Set exercise: Write out every line of the material exactly as it appears.
** Start Entries supplied **
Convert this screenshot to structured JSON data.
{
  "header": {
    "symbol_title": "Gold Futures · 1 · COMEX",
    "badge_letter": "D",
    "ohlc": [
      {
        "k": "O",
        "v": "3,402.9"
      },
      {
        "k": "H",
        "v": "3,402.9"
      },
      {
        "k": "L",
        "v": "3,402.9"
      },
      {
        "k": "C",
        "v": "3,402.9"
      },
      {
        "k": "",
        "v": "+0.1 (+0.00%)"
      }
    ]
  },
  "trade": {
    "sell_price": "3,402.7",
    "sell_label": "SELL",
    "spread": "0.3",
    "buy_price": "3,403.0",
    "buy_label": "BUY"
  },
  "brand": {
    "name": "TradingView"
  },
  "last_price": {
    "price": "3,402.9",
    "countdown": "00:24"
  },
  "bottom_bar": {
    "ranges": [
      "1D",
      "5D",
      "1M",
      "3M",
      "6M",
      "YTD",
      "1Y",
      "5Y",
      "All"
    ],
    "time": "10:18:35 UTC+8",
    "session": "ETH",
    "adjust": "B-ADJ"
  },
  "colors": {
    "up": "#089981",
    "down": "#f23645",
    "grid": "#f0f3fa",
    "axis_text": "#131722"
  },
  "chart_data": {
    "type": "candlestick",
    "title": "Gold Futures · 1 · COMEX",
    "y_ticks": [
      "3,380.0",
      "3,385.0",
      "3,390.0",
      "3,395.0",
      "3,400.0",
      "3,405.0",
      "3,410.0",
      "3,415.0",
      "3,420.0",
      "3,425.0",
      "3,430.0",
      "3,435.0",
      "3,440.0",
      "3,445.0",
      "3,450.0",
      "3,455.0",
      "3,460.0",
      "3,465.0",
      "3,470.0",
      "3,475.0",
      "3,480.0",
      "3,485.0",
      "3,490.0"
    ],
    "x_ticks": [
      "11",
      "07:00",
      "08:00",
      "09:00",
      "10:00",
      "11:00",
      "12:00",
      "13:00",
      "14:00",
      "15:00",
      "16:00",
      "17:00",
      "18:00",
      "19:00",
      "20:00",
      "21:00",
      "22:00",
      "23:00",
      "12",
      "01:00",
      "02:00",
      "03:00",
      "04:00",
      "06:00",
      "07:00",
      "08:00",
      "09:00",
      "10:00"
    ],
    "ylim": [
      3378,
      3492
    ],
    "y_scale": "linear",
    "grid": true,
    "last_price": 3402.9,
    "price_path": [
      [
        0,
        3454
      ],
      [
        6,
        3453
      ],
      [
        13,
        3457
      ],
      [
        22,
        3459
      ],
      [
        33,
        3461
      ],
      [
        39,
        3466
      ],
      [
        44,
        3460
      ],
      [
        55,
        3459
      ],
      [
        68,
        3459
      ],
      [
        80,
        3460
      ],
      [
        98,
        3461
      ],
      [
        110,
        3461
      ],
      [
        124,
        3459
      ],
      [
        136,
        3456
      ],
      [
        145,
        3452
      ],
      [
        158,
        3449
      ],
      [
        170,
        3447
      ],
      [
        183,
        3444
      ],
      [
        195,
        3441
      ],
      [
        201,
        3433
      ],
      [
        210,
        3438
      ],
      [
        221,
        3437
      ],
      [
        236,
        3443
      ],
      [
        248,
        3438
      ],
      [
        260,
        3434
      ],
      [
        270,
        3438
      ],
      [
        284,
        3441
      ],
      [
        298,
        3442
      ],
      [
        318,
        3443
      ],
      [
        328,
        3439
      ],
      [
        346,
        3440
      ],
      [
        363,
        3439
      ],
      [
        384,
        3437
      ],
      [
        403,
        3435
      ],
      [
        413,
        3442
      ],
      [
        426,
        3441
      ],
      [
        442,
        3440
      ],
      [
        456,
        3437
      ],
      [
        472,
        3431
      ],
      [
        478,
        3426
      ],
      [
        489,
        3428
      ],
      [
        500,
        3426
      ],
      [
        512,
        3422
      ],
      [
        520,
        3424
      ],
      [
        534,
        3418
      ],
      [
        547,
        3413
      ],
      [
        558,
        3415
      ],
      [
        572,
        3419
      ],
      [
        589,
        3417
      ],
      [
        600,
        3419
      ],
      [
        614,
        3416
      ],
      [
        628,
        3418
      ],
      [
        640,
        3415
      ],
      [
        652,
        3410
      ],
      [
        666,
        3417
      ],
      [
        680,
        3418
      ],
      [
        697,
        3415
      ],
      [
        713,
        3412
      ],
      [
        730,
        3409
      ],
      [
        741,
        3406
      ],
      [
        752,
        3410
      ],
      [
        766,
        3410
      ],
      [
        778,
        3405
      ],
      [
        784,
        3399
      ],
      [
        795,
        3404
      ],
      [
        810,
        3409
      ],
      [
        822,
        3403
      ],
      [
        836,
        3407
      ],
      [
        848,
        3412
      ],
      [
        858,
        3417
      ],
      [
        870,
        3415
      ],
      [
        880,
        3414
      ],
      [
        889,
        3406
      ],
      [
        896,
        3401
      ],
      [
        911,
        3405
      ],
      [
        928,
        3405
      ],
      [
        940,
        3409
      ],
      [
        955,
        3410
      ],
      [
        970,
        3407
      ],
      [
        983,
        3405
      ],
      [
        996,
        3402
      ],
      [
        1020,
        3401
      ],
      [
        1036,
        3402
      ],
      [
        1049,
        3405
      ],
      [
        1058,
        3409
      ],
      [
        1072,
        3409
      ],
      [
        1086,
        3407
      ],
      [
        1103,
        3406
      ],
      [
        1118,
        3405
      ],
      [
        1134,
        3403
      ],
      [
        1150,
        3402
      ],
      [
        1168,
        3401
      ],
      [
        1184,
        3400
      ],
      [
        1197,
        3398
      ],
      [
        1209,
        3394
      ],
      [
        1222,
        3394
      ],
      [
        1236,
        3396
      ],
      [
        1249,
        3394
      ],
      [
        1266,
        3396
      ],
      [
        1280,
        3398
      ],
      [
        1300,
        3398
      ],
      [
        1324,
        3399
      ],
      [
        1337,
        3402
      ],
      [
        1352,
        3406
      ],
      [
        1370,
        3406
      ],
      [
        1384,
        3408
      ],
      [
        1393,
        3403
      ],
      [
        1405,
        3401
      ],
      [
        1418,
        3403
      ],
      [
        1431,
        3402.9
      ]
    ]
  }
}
** End Entries supplied **
Reply to the exercise:
Convert this screenshot to structured JSON data.
{
  "header": {
    "symbol_title": "Gold Futures · 1 · COMEX",
    "badge_letter": "D",
    "ohlc": [
      {
        "k": "O",
        "v": "3,402.9"
      },
      {
        "k": "H",
        "v": "3,402.9"
      },
      {
        "k": "L",
        "v": "3,402.9"
      },
      {
        "k": "C",
        "v": "3,402.9"
      },
      {
        "k": "",
        "v": "+0.1 (+0.00%)"
      }
    ]
  },
  "trade": {
    "sell_price": "3,402.7",
    "sell_label": "SELL",
    "spread": "0.3",
    "buy_price": "3,403.0",
    "buy_label": "BUY"
  },
  "brand": {
    "name": "TradingView"
  },
  "last_price": {
    "price": "3,402.9",
    "countdown": "00:24"
  },
  "bottom_bar": {
    "ranges": [
      "1D",
      "5D",
      "1M",
      "3M",
      "6M",
      "YTD",
      "1Y",
      "5Y",
      "All"
    ],
    "time": "10:18:35 UTC+8",
    "session": "ETH",
    "adjust": "B-ADJ"
  },
  "colors": {
    "up": "#089981",
    "down": "#f23645",
    "grid": "#f0f3fa",
    "axis_text": "#131722"
  },
  "chart_data": {
    "type": "candlestick",
    "title": "Gold Futures · 1 · COMEX",
    "y_ticks": [
      "3,380.0",
      "3,385.0",
      "3,390.0",
      "3,395.0",
      "3,400.0",
      "3,405.0",
      "3,410.0",
      "3,415.0",
      "3,420.0",
      "3,425.0",
      "3,430.0",
      "3,435.0",
      "3,440.0",
      "3,445.0",
      "3,450.0",
      "3,455.0",
      "3,460.0",
      "3,465.0",
      "3,470.0",
      "3,475.0",
      "3,480.0",
      "3,485.0",
      "3,490.0"
    ],
    "x_ticks": [
      "11",
      "07:00",
      "08:00",
      "09:00",
      "10:00",
      "11:00",
      "12:00",
      "13:00",
      "14:00",
      "15:00",
      "16:00",
      "17:00",
      "18:00",
      "19:00",
      "20:00",
      "21:00",
      "22:00",
      "23:00",
      "12",
      "01:00",
      "02:00",
      "03:00",
      "04:00",
      "06:00",
      "07:00",
      "08:00",
      "09:00",
      "10:00"
    ],
    "ylim": [
      3378,
      3492
    ],
    "y_scale": "linear",
    "grid": true,
    "last_price": 3402.9,
    "price_path": [
      [
        0,
        3454
      ],
      [
        6,
        3453
      ],
      [
        13,
        3457
      ],
      [
        22,
        3459
      ],
      [
        33,
        3461
      ],
      [
        39,
        3466
      ],
      [
        44,
        3460
      ],
      [
        55,
        3459
      ],
      [
        68,
        3459
      ],
      [
        80,
        3460
      ],
      [
        98,
        3461
      ],
      [
        110,
        3461
      ],
      [
        124,
        3459
      ],
      [
        136,
        3456
      ],
      [
        145,
        3452
      ],
      [
        158,
        3449
      ],
      [
        170,
        3447
      ],
      [
        183,
        3444
      ],
      [
        195,
        3441
      ],
      [
        201,
        3433
      ],
      [
        210,
        3438
      ],
      [
        221,
        3437
      ],
      [
        236,
        3443
      ],
      [
        248,
        3438
      ],
      [
        260,
        3434
      ],
      [
        270,
        3438
      ],
      [
        284,
        3441
      ],
      [
        298,
        3442
      ],
      [
        318,
        3443
      ],
      [
        328,
        3439
      ],
      [
        346,
        3440
      ],
      [
        363,
        3439
      ],
      [
        384,
        3437
      ],
      [
        403,
        3435
      ],
      [
        413,
        3442
      ],
      [
        426,
        3441
      ],
      [
        442,
        3440
      ],
      [
        456,
        3437
      ],
      [
        472,
        3431
      ],
      [
        478,
        3426
      ],
      [
        489,
        3428
      ],
      [
        500,
        3426
      ],
      [
        512,
        3422
      ],
      [
        520,
        3424
      ],
      [
        534,
        3418
      ],
      [
        547,
        3413
      ],
      [
        558,
        3415
      ],
      [
        572,
        3419
      ],
      [
        589,
        3417
      ],
      [
        600,
        3419
      ],
      [
        614,
        3416
      ],
      [
        628,
        3418
      ],
      [
        640,
        3415
      ],
      [
        652,
        3410
      ],
      [
        666,
        3417
      ],
      [
        680,
        3418
      ],
      [
        697,
        3415
      ],
      [
        713,
        3412
      ],
      [
        730,
        3409
      ],
      [
        741,
        3406
      ],
      [
        752,
        3410
      ],
      [
        766,
        3410
      ],
      [
        778,
        3405
      ],
      [
        784,
        3399
      ],
      [
        795,
        3404
      ],
      [
        810,
        3409
      ],
      [
        822,
        3403
      ],
      [
        836,
        3407
      ],
      [
        848,
        3412
      ],
      [
        858,
        3417
      ],
      [
        870,
        3415
      ],
      [
        880,
        3414
      ],
      [
        889,
        3406
      ],
      [
        896,
        3401
      ],
      [
        911,
        3405
      ],
      [
        928,
        3405
      ],
      [
        940,
        3409
      ],
      [
        955,
        3410
      ],
      [
        970,
        3407
      ],
      [
        983,
        3405
      ],
      [
        996,
        3402
      ],
      [
        1020,
        3401
      ],
      [
        1036,
        3402
      ],
      [
        1049,
        3405
      ],
      [
        1058,
        3409
      ],
      [
        1072,
        3409
      ],
      [
        1086,
        3407
      ],
      [
        1103,
        3406
      ],
      [
        1118,
        3405
      ],
      [
        1134,
        3403
      ],
      [
        1150,
        3402
      ],
      [
        1168,
        3401
      ],
      [
        1184,
        3400
      ],
      [
        1197,
        3398
      ],
      [
        1209,
        3394
      ],
      [
        1222,
        3394
      ],
      [
        1236,
        3396
      ],
      [
        1249,
        3394
      ],
      [
        1266,
        3396
      ],
      [
        1280,
        3398
      ],
      [
        1300,
        3398
      ],
      [
        1324,
        3399
      ],
      [
        1337,
        3402
      ],
      [
        1352,
        3406
      ],
      [
        1370,
        3406
      ],
      [
        1384,
        3408
      ],
      [
        1393,
        3403
      ],
      [
        1405,
        3401
      ],
      [
        1418,
        3403
      ],
      [
        1431,
        3402.9
      ]
    ]
  }
}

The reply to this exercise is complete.